The absence of baseline data was one of the most serious criticisms leveled at a group of Duke researchers last week when they published the first peer-reviewed study linking drilling to methane contamination in water supplies.
That study—which found that methane concentrations in drinking water increased dramatically with proximity to gas wells—contained “no baseline information whatsoever,” wrote Chris Tucker, a spokesman for the industry group Energy in Depth, in a statement debunking the study.
Now it turns out that some of that data does exist. It just wasn’t available to the Duke researchers, or to the public.
Ever since high-profile water contamination cases were linked to drilling in Dimock, Pa. in late 2008, drilling companies themselves have been diligently collecting water samples from private wells before they drill, according to several industry consultants who have been working with the data. While Pennsylvania regulations now suggest pre-testing water wells within 1,000 feet of a planned gas well, companies including Chesapeake Energy, Shell and Atlas have been compiling samples from a much larger radius – up to 4,000 feet from every well. The result is one of the largest collections of pre-drilling water samples in the country.
“The industry is sitting on hundreds of thousands of pre and post drilling data sets,” said Robert Jackson, one of the Duke scientists who authored the study, published May 9 in the Proceedings of the National Academy of Sciences. Jackson relied on 68 samples for his study. “I asked them for the data and they wouldn’t share it.”
The water tests could help settle the contentious debate over the environmental risks of drilling, particularly the invasive part of the process called hydraulic fracturing , where millions of gallons of toxic chemicals and water are pumped underground to fracture rock. Residents from Wyoming to Pennsylvania fear that the chemicals will seep into aquifers and pollute water supplies, and in some cases they complain it already has. But the lack of scientific research on the issue – including a dearth of baseline water samples – has hindered efforts by government and regulators to understand the risks.

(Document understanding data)
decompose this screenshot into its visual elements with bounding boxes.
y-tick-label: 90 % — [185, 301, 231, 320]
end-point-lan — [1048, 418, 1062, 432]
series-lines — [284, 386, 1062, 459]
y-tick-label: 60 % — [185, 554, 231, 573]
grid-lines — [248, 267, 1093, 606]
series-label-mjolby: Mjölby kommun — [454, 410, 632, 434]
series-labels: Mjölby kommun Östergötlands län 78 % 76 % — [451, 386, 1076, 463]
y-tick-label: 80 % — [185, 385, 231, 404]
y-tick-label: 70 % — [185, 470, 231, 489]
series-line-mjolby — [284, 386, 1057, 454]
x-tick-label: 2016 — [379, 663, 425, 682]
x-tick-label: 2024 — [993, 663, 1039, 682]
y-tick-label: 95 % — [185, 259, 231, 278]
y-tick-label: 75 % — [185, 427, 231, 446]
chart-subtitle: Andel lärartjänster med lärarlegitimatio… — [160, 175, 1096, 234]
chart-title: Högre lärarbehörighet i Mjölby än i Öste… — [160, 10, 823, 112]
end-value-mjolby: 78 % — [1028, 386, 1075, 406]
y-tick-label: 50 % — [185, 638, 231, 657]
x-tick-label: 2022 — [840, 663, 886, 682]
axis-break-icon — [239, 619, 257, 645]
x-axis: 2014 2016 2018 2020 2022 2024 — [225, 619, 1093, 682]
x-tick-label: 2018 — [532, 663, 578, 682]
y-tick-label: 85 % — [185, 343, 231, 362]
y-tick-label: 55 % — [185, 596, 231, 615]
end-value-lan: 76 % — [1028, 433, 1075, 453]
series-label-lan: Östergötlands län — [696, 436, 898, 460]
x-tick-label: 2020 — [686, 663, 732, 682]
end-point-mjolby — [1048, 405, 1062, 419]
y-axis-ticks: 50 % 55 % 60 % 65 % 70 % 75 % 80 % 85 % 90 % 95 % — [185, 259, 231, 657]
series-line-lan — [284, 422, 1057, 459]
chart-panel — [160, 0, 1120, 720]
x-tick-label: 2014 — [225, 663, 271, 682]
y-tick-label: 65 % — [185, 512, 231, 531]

▶ WHAT TO DO
- A) Answer these questions using the text on gas drilling and water contamination:
(i) What group does Chris Tucker speak for?
(ii) How many samples did Robert Jackson rely on for his study?
(iii) Up to what distance from every well have some companies been compiling water samples?
- B) Pick up the text on gas drilling and water contamination after its final sentence and keep writing.

▶ ANSWERS FOR EACH ITEM
- A)
(i) Energy in Depth, an industry group.
(ii) 68 samples.
(iii) Up to 4,000 feet.

- B)
The industry has two reasons to collect the data: To get to the bottom of water contamination problems, and to protect itself when people complain that drilling harmed their drinking water.
“Unless you have the baseline before the analysis you can argue until the sky turns green,” said Anthony Gorody, a geochemist who often works for the energy industry. “The only real way to address this without anybody bitching and moaning is by doing this before and after.”
Chesapeake Energy alone has tested thousands of private water supplies in the Marcellus Shale, and the company says its findings demonstrate that much of the water was contaminated before drilling began.
“Water quality testing… has shown numerous issues with local groundwater,” wrote the company’s spokesman, Jim Gipson, in an email to ProPublica. “One out of four water sources have detectable levels of methane present… and about one in four fail one or more EPA drinking water standards.”
Gipson declined to elaborate on the findings or share Chesapeake’s test results, making it difficult to verify whether the companies had, indeed, found the water was contaminated before drilling began. But he did note that Pennsylvania does not regulate water quality in private wells and that water sampling is typically not done by homeowners.